▶ Exercise details:
Set the following entries down again exactly, line by line.

▶ Data provided:

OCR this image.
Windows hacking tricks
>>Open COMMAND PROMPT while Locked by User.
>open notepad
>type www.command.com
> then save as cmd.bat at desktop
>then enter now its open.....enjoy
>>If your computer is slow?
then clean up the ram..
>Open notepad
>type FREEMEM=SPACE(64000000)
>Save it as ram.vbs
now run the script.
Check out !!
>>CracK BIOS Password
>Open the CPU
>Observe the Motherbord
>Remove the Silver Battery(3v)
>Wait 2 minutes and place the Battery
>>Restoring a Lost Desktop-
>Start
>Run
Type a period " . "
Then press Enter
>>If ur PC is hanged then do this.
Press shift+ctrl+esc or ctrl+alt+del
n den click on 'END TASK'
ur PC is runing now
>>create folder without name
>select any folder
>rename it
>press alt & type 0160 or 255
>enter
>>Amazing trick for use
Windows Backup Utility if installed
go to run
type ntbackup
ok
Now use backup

▶ Exercise answer:
OCR this image.
Windows hacking tricks
>>Open COMMAND PROMPT while Locked by User.
>open notepad
>type www.command.com
> then save as cmd.bat at desktop
>then enter now its open.....enjoy
>>If your computer is slow?
then clean up the ram..
>Open notepad
>type FREEMEM=SPACE(64000000)
>Save it as ram.vbs
now run the script.
Check out !!
>>CracK BIOS Password
>Open the CPU
>Observe the Motherbord
>Remove the Silver Battery(3v)
>Wait 2 minutes and place the Battery
>>Restoring a Lost Desktop-
>Start
>Run
Type a period " . "
Then press Enter
>>If ur PC is hanged then do this.
Press shift+ctrl+esc or ctrl+alt+del
n den click on 'END TASK'
ur PC is runing now
>>create folder without name
>select any folder
>rename it
>press alt & type 0160 or 255
>enter
>>Amazing trick for use
Windows Backup Utility if installed
go to run
type ntbackup
ok
Now use backup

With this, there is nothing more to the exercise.